Requirement:
From the documentation on confidence intervals, copy out the passage starting with "CI for the Population" and going on through "CIs are available.".
>> BEGIN Text block
1. Smithson, M. (2003). Confidence intervals. Series: Quantitative Applications in the Social Sciences. New York, NY: Sage Publications.

2. Efron, B. and Tibshirani R. J. (1994). An Introduction to the Bootstrap. Chapman & Hall/CRC.

Examples

x <- 1:100
ci_mean(x)
ci_mean(x, type = "bootstrap", R = 999, seed = 1)  # Use larger R

---

CI for the Population Mean Difference

Description

This function calculates CIs for the population value of mean(x) - mean(y). The default is Student's method with Welch's correction for unequal variances, but also bootstrap CIs are available.

Usage

ci_mean_diff(
  x,
  y,
  probs = c(0.025, 0.975),
  var.equal = FALSE,
  type = c("t", "bootstrap"),
  boot_type = c("stud", "bca", "perc", "norm", "basic"),
  R = 9999L,
  seed = NULL,
  ...
)

Arguments

x	A numeric vector.
y	A numeric vector.
probs	Lower and upper probabilities, by default c(0.025, 0.975).
>> END Text block
>> BEGIN Record set
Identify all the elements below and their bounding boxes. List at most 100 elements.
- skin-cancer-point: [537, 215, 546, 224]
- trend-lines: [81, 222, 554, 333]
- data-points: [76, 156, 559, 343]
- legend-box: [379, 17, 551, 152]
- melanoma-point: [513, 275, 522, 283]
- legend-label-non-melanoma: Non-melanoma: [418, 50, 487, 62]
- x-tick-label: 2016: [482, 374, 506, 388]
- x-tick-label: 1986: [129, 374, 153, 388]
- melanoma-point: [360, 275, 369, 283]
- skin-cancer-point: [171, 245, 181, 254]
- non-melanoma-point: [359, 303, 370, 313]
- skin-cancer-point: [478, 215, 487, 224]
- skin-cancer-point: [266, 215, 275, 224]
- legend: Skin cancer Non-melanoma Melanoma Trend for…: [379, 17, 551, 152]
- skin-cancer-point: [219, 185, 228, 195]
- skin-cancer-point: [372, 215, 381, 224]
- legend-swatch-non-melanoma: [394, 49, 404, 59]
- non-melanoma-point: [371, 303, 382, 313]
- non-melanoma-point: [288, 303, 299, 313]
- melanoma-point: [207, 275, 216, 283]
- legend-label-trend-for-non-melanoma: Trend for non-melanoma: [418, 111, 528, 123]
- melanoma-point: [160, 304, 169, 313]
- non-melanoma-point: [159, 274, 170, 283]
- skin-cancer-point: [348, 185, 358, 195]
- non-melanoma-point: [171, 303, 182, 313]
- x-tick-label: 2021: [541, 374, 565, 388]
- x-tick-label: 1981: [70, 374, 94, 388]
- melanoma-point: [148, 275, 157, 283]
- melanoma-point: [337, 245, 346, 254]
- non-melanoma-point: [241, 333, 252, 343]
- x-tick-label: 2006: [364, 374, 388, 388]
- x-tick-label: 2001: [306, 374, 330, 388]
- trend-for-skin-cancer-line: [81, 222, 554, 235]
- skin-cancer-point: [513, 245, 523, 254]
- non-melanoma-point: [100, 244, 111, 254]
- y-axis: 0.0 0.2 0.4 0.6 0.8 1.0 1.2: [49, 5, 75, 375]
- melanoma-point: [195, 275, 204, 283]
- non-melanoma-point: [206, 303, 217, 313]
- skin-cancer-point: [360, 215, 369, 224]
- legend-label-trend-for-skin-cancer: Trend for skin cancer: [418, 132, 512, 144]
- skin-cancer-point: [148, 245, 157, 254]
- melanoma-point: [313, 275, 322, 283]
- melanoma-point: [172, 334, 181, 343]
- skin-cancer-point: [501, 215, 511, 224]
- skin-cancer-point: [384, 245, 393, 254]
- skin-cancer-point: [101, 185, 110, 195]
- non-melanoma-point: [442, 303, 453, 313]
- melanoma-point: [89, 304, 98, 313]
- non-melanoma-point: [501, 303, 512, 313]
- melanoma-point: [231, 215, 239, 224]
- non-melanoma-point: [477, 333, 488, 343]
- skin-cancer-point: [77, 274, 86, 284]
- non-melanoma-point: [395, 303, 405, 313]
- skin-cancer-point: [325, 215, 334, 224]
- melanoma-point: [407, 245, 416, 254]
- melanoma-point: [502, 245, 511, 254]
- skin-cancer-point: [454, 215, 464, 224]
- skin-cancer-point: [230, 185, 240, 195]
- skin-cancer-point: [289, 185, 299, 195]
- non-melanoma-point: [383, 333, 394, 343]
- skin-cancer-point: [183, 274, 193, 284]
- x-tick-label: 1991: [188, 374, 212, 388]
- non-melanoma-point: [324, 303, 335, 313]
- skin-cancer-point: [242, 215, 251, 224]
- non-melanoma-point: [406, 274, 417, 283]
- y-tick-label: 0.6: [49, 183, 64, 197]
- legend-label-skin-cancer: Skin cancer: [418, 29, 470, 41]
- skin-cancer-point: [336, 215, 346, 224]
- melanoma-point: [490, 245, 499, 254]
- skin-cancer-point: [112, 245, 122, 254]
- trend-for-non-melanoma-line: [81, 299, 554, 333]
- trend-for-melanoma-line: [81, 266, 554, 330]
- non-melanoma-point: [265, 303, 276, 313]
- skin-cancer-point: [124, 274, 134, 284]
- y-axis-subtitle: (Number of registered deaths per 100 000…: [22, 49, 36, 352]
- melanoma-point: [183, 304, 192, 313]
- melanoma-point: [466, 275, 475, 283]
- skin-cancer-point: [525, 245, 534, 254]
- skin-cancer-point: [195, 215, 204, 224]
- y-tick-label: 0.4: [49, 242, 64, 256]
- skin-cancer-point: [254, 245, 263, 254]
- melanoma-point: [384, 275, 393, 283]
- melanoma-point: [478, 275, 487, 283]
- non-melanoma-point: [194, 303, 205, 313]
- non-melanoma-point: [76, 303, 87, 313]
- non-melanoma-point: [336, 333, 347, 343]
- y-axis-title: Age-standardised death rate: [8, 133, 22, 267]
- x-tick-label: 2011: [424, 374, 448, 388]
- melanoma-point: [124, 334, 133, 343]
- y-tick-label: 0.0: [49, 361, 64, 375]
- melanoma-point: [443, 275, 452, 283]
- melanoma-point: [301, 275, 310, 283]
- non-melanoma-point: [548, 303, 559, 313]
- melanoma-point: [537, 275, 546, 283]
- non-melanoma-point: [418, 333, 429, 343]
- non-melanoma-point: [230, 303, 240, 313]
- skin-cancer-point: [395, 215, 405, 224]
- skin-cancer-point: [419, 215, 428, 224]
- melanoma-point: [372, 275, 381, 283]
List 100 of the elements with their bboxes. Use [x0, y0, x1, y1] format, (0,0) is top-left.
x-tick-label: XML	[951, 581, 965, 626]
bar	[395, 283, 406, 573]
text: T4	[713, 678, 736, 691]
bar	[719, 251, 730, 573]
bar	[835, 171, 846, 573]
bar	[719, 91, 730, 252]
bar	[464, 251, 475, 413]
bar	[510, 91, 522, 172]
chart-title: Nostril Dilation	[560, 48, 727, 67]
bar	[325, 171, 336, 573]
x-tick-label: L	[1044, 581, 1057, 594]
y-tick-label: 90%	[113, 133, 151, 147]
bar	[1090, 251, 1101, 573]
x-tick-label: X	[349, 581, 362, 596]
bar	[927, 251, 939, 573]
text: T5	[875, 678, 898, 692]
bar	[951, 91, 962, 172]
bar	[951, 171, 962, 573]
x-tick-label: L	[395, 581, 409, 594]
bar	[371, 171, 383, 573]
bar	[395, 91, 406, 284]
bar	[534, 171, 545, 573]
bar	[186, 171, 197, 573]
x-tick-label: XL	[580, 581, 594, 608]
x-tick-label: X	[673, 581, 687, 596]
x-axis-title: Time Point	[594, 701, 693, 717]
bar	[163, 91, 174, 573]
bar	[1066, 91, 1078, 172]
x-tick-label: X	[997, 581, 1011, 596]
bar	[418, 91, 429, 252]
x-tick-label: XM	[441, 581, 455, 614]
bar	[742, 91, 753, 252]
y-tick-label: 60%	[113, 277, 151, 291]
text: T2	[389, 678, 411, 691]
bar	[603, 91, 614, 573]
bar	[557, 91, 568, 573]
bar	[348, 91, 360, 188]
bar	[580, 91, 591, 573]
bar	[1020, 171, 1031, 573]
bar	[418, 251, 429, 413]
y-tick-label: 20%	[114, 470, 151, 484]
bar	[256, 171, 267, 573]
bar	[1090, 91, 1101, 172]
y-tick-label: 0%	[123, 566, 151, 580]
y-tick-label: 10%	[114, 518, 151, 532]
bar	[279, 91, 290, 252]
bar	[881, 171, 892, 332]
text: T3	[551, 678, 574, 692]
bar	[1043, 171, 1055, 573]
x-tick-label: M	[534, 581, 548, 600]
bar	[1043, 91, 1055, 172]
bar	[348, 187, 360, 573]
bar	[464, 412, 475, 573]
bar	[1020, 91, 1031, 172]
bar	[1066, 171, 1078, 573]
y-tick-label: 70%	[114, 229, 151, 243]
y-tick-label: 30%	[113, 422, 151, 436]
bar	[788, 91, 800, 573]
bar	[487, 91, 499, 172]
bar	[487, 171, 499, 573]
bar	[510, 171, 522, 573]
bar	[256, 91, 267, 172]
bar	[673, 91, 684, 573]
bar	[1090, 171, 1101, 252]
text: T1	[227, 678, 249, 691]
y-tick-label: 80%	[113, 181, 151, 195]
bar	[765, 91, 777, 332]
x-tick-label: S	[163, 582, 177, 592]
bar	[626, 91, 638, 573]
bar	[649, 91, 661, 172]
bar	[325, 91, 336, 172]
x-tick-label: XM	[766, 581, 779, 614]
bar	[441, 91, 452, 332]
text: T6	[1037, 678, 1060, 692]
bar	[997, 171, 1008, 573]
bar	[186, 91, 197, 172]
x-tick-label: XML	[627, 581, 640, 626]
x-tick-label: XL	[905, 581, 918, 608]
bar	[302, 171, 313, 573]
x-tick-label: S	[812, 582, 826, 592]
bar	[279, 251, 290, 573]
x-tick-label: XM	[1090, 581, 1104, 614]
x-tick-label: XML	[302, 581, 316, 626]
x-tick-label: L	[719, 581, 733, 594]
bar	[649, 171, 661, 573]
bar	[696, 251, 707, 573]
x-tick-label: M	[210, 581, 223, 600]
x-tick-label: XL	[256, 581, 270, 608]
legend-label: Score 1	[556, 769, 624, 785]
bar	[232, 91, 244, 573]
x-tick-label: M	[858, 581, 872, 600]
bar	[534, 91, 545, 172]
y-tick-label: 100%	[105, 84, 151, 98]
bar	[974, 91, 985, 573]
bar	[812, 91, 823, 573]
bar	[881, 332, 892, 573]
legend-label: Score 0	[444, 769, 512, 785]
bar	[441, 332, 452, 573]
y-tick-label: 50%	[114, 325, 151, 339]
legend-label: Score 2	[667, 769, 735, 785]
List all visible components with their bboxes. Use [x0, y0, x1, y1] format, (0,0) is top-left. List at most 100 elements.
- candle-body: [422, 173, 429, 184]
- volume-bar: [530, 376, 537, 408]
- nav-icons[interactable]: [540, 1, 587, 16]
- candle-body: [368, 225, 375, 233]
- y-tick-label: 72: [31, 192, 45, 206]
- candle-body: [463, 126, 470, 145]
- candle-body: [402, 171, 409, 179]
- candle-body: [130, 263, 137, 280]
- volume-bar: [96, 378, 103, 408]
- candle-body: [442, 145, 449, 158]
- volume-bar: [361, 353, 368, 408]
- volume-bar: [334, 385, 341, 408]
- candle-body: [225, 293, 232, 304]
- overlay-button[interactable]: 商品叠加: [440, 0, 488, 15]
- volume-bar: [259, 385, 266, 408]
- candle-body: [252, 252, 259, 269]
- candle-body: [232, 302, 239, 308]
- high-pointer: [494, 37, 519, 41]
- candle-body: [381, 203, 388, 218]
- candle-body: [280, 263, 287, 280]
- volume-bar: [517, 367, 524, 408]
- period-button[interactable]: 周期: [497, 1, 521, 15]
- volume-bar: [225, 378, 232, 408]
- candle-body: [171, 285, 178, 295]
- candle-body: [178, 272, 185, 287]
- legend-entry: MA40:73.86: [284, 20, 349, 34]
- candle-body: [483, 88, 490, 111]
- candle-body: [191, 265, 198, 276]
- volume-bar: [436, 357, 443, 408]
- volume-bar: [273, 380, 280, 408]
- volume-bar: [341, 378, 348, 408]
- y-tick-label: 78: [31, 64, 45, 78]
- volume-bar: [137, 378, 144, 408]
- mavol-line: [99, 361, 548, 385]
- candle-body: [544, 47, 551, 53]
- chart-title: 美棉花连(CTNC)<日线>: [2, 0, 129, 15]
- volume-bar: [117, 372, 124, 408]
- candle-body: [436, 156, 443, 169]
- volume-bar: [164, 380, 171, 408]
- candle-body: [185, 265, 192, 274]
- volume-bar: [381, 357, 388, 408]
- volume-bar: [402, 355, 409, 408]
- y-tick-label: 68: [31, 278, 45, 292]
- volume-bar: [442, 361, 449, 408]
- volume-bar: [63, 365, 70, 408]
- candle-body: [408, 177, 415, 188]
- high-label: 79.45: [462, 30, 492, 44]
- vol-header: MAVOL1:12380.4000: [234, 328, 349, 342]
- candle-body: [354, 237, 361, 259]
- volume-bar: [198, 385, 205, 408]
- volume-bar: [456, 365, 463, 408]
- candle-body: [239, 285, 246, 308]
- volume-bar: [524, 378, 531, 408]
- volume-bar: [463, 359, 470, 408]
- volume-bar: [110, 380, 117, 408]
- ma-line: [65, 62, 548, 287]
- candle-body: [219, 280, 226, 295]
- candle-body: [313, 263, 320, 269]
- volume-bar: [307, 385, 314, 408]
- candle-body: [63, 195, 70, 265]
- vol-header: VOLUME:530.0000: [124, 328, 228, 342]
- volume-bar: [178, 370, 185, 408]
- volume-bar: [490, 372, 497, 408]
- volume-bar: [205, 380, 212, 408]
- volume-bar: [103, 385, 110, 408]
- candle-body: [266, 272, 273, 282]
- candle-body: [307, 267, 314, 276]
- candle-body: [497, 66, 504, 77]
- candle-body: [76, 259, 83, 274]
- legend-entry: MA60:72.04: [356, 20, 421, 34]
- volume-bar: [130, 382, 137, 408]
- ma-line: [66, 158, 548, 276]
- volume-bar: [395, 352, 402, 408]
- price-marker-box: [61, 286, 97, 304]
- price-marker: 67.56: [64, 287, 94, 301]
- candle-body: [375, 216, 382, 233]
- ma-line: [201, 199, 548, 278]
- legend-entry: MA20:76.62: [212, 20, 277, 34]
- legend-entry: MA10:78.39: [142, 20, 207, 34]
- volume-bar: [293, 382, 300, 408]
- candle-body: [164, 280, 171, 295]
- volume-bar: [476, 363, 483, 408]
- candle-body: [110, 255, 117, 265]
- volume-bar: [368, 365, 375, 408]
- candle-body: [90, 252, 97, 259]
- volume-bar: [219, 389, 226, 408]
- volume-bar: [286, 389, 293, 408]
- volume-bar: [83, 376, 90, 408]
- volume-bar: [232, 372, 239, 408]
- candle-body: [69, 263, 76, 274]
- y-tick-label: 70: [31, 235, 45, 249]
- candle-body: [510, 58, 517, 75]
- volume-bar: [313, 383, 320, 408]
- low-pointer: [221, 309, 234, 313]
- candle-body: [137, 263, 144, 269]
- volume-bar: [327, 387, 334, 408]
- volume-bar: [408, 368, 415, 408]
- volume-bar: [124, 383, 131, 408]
>> END Record set
Answer in full:
CI for the Population Mean Difference

Description

This function calculates CIs for the population value of mean(x) - mean(y). The default is Student's method with Welch's correction for unequal variances, but also bootstrap CIs are available.